• [Required task]
Which lines hold the word "تركيا"? Copy each one.

Collected data:
###
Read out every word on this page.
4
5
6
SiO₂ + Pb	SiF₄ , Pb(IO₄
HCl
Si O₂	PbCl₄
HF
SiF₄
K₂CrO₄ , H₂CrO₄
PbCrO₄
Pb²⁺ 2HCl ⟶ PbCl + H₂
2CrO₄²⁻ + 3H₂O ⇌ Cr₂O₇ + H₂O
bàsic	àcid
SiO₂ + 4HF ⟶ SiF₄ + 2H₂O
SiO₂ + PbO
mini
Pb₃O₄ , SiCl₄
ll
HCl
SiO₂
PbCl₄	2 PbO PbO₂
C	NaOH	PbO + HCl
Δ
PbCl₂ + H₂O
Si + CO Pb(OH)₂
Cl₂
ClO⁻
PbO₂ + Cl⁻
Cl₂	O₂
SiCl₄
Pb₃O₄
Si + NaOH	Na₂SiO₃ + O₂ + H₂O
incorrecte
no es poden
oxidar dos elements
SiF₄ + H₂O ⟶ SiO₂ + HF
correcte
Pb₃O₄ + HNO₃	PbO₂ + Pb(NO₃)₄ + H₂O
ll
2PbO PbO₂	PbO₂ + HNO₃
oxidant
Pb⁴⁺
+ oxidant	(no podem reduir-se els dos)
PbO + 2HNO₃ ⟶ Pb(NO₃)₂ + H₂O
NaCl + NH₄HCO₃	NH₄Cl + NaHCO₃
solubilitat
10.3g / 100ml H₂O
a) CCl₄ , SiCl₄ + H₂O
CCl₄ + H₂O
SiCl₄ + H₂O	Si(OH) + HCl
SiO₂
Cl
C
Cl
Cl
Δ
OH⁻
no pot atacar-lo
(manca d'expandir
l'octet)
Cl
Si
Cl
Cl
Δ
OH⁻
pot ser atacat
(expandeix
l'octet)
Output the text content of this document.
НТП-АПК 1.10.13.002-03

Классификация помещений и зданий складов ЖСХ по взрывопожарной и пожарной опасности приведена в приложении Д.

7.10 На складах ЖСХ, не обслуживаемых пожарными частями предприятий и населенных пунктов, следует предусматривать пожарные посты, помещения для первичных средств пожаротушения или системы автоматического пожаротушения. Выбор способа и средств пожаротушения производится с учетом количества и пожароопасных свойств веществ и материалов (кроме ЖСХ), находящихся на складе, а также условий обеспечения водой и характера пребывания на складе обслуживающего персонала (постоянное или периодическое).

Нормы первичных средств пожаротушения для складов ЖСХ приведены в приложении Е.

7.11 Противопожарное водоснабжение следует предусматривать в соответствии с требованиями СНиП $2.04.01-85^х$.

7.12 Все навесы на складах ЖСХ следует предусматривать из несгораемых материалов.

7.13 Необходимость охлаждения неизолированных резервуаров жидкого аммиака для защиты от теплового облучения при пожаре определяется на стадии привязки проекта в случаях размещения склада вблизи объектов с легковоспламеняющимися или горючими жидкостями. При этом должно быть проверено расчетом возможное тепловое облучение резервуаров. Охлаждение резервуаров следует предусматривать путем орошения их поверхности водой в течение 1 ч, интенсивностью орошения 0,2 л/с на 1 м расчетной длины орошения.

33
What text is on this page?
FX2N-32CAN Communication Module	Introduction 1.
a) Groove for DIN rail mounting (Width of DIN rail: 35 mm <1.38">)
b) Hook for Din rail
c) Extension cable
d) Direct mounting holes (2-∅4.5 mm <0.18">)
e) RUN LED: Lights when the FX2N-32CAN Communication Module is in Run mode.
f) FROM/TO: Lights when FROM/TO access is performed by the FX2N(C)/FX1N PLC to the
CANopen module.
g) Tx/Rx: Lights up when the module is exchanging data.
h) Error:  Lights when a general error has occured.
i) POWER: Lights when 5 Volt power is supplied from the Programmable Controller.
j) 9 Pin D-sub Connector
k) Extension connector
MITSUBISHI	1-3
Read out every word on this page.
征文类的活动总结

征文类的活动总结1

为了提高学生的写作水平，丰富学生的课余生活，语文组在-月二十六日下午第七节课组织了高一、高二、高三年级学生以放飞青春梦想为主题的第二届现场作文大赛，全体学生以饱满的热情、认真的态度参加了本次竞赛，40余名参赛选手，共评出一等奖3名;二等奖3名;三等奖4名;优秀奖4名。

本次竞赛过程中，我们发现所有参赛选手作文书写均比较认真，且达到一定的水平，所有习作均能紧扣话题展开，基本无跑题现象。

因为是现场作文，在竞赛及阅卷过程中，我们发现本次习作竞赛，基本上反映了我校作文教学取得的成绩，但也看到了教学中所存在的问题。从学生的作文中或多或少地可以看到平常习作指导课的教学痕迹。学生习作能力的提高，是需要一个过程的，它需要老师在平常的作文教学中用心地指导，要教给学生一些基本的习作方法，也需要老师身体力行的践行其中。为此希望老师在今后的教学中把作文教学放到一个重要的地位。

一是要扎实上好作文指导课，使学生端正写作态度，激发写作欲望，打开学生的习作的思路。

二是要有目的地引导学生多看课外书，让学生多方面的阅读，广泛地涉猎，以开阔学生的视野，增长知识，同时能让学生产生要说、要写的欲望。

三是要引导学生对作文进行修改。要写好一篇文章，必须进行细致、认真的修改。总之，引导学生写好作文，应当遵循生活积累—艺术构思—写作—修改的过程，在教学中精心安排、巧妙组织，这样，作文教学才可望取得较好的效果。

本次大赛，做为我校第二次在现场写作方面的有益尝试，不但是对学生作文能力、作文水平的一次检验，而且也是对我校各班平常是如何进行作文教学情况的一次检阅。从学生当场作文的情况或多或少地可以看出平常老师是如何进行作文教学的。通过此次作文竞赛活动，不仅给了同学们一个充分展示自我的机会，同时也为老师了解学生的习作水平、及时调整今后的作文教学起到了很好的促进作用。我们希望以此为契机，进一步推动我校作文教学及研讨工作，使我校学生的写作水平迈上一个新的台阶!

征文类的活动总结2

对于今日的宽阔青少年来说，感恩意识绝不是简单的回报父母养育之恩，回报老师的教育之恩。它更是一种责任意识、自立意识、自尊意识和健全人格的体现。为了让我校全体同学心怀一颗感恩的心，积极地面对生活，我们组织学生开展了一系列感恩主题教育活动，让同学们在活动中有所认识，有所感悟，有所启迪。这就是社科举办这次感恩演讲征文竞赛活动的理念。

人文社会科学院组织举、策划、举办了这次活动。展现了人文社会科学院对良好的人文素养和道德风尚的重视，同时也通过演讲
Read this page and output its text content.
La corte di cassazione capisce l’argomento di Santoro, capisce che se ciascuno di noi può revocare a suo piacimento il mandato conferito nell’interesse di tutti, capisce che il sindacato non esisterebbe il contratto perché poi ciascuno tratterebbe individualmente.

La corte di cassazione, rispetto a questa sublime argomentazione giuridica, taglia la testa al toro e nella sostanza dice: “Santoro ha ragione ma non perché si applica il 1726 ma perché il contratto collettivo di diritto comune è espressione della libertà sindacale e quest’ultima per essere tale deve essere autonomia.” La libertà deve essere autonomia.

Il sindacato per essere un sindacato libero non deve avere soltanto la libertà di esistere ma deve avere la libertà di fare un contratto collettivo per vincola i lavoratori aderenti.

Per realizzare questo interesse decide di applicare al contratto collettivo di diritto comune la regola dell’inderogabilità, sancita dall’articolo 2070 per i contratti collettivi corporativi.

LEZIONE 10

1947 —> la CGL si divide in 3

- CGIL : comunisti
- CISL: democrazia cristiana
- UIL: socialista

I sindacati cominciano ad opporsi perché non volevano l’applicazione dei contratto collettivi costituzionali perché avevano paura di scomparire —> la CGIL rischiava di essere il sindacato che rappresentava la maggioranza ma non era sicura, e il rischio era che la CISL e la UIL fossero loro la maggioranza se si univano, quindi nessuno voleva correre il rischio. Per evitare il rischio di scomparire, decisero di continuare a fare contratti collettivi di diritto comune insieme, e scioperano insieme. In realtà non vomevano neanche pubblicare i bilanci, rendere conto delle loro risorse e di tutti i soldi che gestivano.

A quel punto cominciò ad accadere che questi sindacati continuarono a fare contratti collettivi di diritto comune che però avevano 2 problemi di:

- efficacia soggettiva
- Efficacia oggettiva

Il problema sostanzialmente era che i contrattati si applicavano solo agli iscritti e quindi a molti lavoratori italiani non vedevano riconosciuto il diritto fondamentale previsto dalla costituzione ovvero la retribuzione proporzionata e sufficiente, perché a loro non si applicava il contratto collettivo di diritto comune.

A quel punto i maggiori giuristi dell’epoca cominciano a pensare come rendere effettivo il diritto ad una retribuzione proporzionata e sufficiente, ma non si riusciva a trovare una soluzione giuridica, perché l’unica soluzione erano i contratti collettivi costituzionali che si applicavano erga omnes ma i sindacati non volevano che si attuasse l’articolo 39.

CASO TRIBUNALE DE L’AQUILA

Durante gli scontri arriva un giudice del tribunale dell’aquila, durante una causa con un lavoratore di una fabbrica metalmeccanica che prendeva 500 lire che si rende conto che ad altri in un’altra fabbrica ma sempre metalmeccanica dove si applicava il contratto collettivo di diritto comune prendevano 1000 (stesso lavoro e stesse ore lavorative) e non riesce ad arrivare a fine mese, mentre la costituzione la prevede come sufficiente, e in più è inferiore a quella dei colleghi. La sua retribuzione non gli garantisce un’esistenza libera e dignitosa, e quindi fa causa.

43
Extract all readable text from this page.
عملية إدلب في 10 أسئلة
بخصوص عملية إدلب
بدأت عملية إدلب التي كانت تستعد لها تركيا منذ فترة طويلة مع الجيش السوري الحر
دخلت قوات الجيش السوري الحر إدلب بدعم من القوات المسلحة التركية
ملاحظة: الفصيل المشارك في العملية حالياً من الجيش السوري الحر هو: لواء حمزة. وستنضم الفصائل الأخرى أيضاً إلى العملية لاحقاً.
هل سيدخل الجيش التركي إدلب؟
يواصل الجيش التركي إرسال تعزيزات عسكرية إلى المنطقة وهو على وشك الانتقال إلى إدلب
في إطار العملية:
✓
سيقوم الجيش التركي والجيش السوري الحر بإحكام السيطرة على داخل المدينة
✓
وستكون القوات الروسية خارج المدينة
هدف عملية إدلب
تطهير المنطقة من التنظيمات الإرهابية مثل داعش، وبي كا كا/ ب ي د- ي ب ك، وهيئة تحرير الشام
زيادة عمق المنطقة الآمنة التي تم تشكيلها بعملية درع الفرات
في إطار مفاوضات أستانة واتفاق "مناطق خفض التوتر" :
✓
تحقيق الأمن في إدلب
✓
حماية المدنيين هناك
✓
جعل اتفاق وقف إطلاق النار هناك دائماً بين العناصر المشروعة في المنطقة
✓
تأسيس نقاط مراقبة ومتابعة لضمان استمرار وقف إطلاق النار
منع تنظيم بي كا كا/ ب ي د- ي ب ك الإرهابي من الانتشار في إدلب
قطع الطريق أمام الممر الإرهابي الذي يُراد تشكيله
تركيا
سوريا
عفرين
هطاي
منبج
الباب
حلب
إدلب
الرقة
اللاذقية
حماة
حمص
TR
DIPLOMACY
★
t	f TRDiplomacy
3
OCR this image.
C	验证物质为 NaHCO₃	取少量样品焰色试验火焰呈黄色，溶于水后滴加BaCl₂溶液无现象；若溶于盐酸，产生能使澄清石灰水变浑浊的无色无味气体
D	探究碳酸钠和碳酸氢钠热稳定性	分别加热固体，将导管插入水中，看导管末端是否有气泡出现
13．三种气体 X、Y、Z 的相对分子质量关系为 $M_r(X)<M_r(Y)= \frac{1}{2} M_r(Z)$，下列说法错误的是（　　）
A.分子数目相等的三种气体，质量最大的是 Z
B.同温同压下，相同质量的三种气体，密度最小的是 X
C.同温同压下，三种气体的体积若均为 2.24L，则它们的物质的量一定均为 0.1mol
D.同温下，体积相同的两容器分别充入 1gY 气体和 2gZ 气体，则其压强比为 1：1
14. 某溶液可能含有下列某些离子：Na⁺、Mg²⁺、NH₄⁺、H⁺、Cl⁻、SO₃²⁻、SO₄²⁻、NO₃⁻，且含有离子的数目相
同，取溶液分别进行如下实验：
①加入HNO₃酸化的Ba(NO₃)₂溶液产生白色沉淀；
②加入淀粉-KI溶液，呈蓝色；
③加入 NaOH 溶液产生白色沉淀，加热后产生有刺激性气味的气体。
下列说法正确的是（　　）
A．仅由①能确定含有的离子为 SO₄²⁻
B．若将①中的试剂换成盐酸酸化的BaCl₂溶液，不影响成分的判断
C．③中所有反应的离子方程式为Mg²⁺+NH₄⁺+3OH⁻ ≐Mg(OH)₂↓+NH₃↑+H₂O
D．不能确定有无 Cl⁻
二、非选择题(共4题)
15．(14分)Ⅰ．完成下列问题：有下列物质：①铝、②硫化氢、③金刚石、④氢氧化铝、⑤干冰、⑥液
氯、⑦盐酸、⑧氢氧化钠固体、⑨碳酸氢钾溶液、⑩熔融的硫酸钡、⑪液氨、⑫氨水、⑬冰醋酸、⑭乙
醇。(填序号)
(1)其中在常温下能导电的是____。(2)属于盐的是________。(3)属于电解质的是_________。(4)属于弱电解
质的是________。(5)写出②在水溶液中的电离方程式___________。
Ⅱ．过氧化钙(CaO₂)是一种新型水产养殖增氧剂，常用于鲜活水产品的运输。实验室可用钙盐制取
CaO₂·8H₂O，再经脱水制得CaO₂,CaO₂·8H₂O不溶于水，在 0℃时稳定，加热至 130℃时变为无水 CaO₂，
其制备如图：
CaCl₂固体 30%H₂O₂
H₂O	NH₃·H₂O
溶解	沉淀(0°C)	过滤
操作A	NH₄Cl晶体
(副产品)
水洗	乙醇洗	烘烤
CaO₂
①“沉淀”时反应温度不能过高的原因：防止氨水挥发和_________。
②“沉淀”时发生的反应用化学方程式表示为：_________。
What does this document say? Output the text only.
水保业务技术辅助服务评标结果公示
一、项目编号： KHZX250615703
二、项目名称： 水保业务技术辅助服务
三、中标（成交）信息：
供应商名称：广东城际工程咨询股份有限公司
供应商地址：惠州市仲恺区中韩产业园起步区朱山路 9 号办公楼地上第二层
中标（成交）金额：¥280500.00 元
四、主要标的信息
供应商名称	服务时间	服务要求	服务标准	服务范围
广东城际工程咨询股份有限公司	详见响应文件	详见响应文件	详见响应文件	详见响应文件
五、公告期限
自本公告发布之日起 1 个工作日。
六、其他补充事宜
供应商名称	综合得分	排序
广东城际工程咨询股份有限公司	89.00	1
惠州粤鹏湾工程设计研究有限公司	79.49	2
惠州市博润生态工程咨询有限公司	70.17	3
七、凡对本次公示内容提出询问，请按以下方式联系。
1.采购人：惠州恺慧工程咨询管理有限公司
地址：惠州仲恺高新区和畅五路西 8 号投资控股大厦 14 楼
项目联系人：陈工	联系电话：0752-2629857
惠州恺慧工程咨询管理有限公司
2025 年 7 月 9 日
###
• [Solved problem]
بدأت عملية إدلب التي كانت تستعد لها تركيا منذ فترة طويلة مع الجيش السوري الحر
تركيا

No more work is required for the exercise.